(Extracted data entries)
^^^^

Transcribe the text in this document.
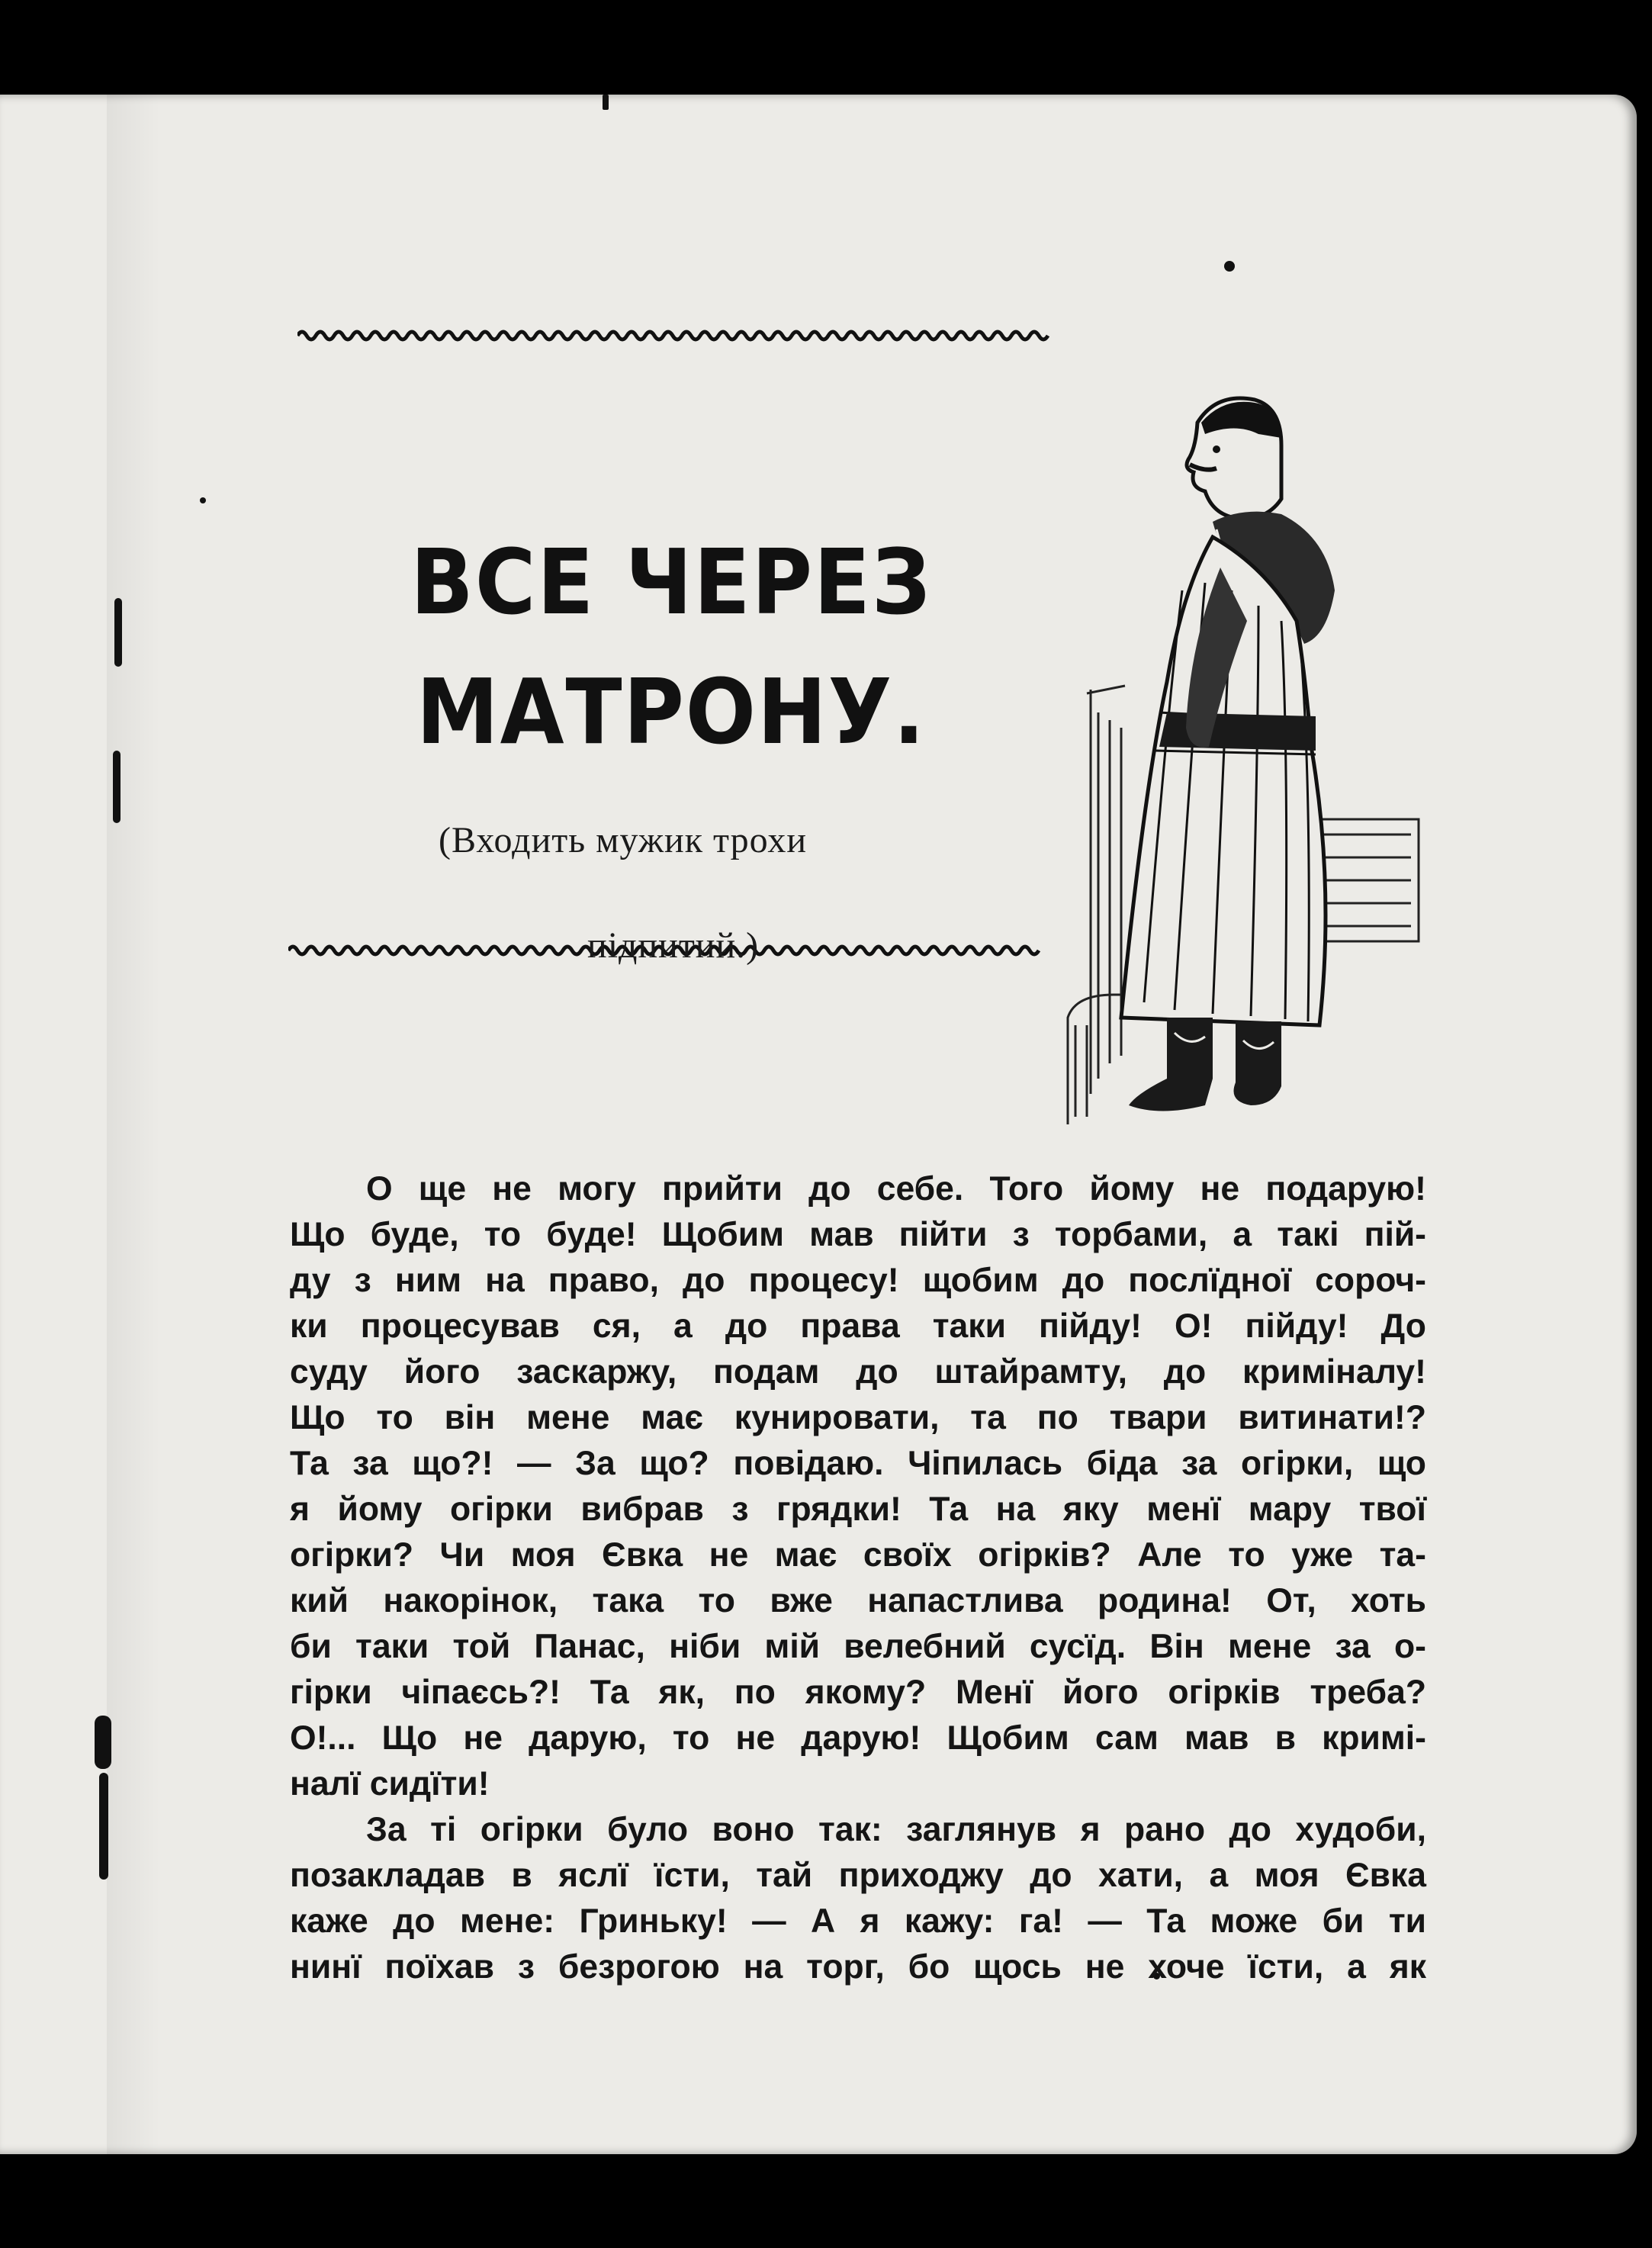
ВСЕ ЧЕРЕЗ
МАТРОНУ.
(Входить мужик трохи
підпитий.)
О ще не могу прийти до себе. Того йому не подарую!
Що буде, то буде! Щобим мав пійти з торбами, а такі пій-
ду з ним на право, до процесу! щобим до послїдної сороч-
ки процесував ся, а до права таки пійду! О! пійду! До
суду його заскаржу, подам до штайрамту, до криміналу!
Що то він мене має кунировати, та по твари витинати!?
Та за що?! — За що? повідаю. Чіпилась біда за огірки, що
я йому огірки вибрав з грядки! Та на яку менї мару твої
огірки? Чи моя Євка не має своїх огірків? Але то уже та-
кий накорінок, така то вже напастлива родина! От, хоть
би таки той Панас, ніби мій велебний сусїд. Він мене за о-
гірки чіпаєсь?! Та як, по якому? Менї його огірків треба?
О!... Що не дарую, то не дарую! Щобим сам мав в кримі-
налї сидїти!
За ті огірки було воно так: заглянув я рано до худоби,
позакладав в яслї їсти, тай приходжу до хати, а моя Євка
каже до мене: Гриньку! — А я кажу: га! — Та може би ти
нинї поїхав з безрогою на торг, бо щось не хоче їсти, а як
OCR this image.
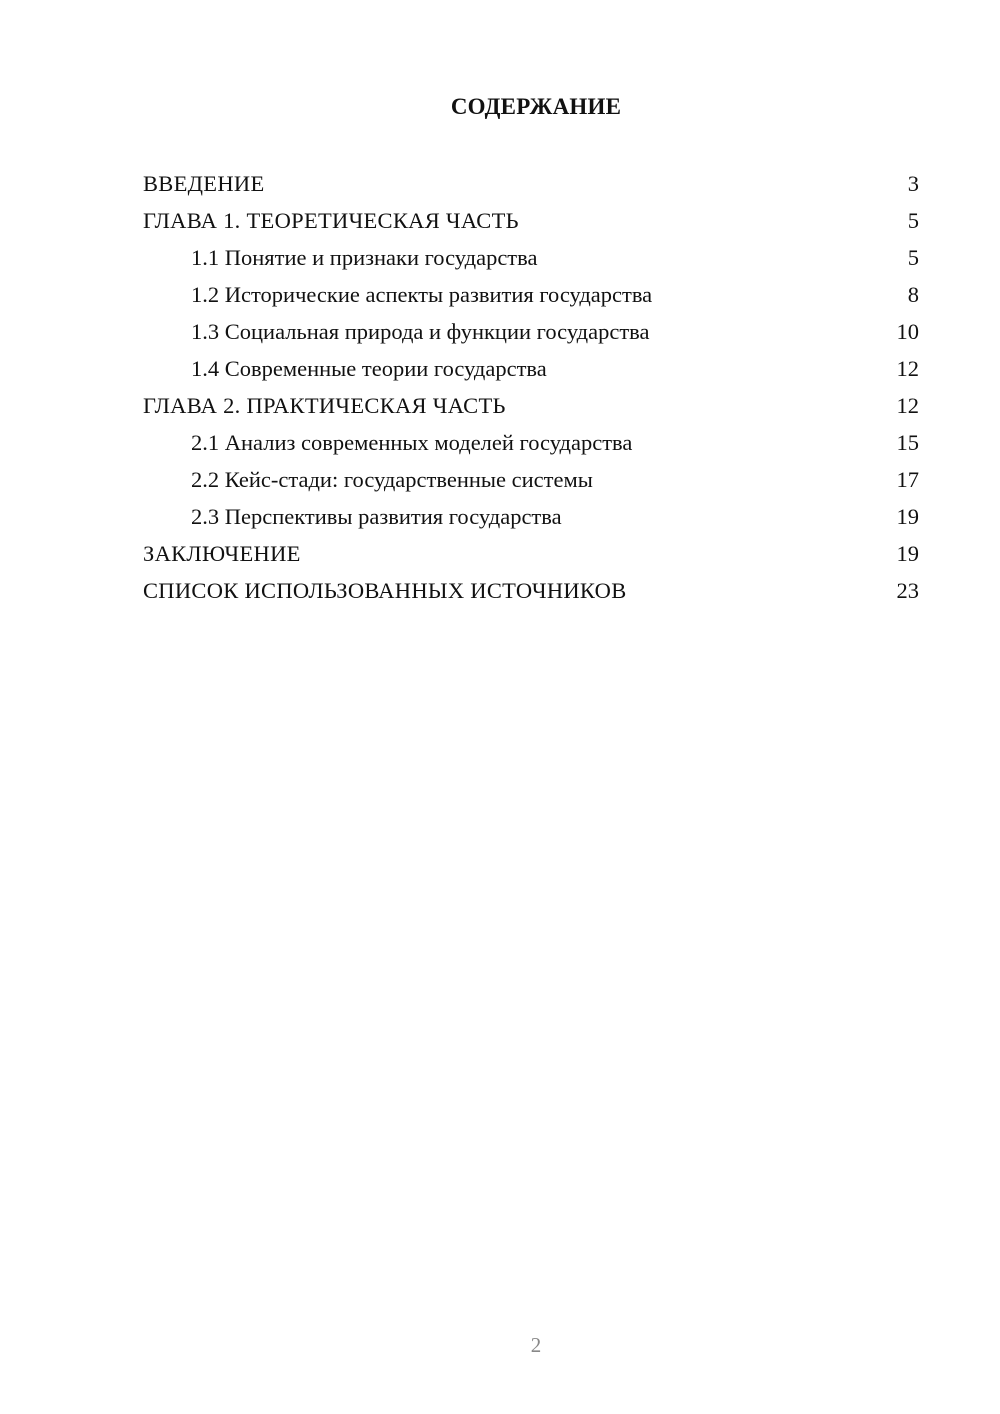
СОДЕРЖАНИЕ
ВВЕДЕНИЕ	3
ГЛАВА 1. ТЕОРЕТИЧЕСКАЯ ЧАСТЬ	5
1.1 Понятие и признаки государства	5
1.2 Исторические аспекты развития государства	8
1.3 Социальная природа и функции государства	10
1.4 Современные теории государства	12
ГЛАВА 2. ПРАКТИЧЕСКАЯ ЧАСТЬ	12
2.1 Анализ современных моделей государства	15
2.2 Кейс-стади: государственные системы	17
2.3 Перспективы развития государства	19
ЗАКЛЮЧЕНИЕ	19
СПИСОК ИСПОЛЬЗОВАННЫХ ИСТОЧНИКОВ	23
2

^^^^

== Goal of the exercise ==
Copy everything in the records above except the pictures, exactly as written.

== Answer in full ==
Transcribe the text in this document.
ВСЕ ЧЕРЕЗ
МАТРОНУ.
(Входить мужик трохи
підпитий.)
О ще не могу прийти до себе. Того йому не подарую!
Що буде, то буде! Щобим мав пійти з торбами, а такі пій-
ду з ним на право, до процесу! щобим до послїдної сороч-
ки процесував ся, а до права таки пійду! О! пійду! До
суду його заскаржу, подам до штайрамту, до криміналу!
Що то він мене має кунировати, та по твари витинати!?
Та за що?! — За що? повідаю. Чіпилась біда за огірки, що
я йому огірки вибрав з грядки! Та на яку менї мару твої
огірки? Чи моя Євка не має своїх огірків? Але то уже та-
кий накорінок, така то вже напастлива родина! От, хоть
би таки той Панас, ніби мій велебний сусїд. Він мене за о-
гірки чіпаєсь?! Та як, по якому? Менї його огірків треба?
О!... Що не дарую, то не дарую! Щобим сам мав в кримі-
налї сидїти!
За ті огірки було воно так: заглянув я рано до худоби,
позакладав в яслї їсти, тай приходжу до хати, а моя Євка
каже до мене: Гриньку! — А я кажу: га! — Та може би ти
нинї поїхав з безрогою на торг, бо щось не хоче їсти, а як
OCR this image.
СОДЕРЖАНИЕ
ВВЕДЕНИЕ	3
ГЛАВА 1. ТЕОРЕТИЧЕСКАЯ ЧАСТЬ	5
1.1 Понятие и признаки государства	5
1.2 Исторические аспекты развития государства	8
1.3 Социальная природа и функции государства	10
1.4 Современные теории государства	12
ГЛАВА 2. ПРАКТИЧЕСКАЯ ЧАСТЬ	12
2.1 Анализ современных моделей государства	15
2.2 Кейс-стади: государственные системы	17
2.3 Перспективы развития государства	19
ЗАКЛЮЧЕНИЕ	19
СПИСОК ИСПОЛЬЗОВАННЫХ ИСТОЧНИКОВ	23
2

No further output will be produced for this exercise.